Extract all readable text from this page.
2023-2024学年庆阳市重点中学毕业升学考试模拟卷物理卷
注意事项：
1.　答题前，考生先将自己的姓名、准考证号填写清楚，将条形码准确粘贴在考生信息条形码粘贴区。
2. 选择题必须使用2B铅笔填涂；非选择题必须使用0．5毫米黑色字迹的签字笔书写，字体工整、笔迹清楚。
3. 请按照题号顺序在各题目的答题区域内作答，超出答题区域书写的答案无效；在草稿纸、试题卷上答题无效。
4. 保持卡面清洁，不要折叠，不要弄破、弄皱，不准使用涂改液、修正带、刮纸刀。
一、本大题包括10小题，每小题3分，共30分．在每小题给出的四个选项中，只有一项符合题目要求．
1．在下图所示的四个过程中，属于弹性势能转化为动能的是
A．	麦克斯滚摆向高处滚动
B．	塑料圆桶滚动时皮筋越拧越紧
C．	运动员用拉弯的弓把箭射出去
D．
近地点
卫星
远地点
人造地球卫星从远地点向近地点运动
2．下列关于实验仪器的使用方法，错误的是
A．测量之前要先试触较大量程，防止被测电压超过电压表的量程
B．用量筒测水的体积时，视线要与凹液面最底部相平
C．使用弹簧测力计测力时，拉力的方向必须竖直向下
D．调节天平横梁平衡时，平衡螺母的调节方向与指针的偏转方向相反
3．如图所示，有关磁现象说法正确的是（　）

::::::::::

__Directions__
Write out all the records above again, exactly as they stand.

__Finished task__
Extract all readable text from this page.
2023-2024学年庆阳市重点中学毕业升学考试模拟卷物理卷
注意事项：
1.　答题前，考生先将自己的姓名、准考证号填写清楚，将条形码准确粘贴在考生信息条形码粘贴区。
2. 选择题必须使用2B铅笔填涂；非选择题必须使用0．5毫米黑色字迹的签字笔书写，字体工整、笔迹清楚。
3. 请按照题号顺序在各题目的答题区域内作答，超出答题区域书写的答案无效；在草稿纸、试题卷上答题无效。
4. 保持卡面清洁，不要折叠，不要弄破、弄皱，不准使用涂改液、修正带、刮纸刀。
一、本大题包括10小题，每小题3分，共30分．在每小题给出的四个选项中，只有一项符合题目要求．
1．在下图所示的四个过程中，属于弹性势能转化为动能的是
A．	麦克斯滚摆向高处滚动
B．	塑料圆桶滚动时皮筋越拧越紧
C．	运动员用拉弯的弓把箭射出去
D．
近地点
卫星
远地点
人造地球卫星从远地点向近地点运动
2．下列关于实验仪器的使用方法，错误的是
A．测量之前要先试触较大量程，防止被测电压超过电压表的量程
B．用量筒测水的体积时，视线要与凹液面最底部相平
C．使用弹簧测力计测力时，拉力的方向必须竖直向下
D．调节天平横梁平衡时，平衡螺母的调节方向与指针的偏转方向相反
3．如图所示，有关磁现象说法正确的是（　）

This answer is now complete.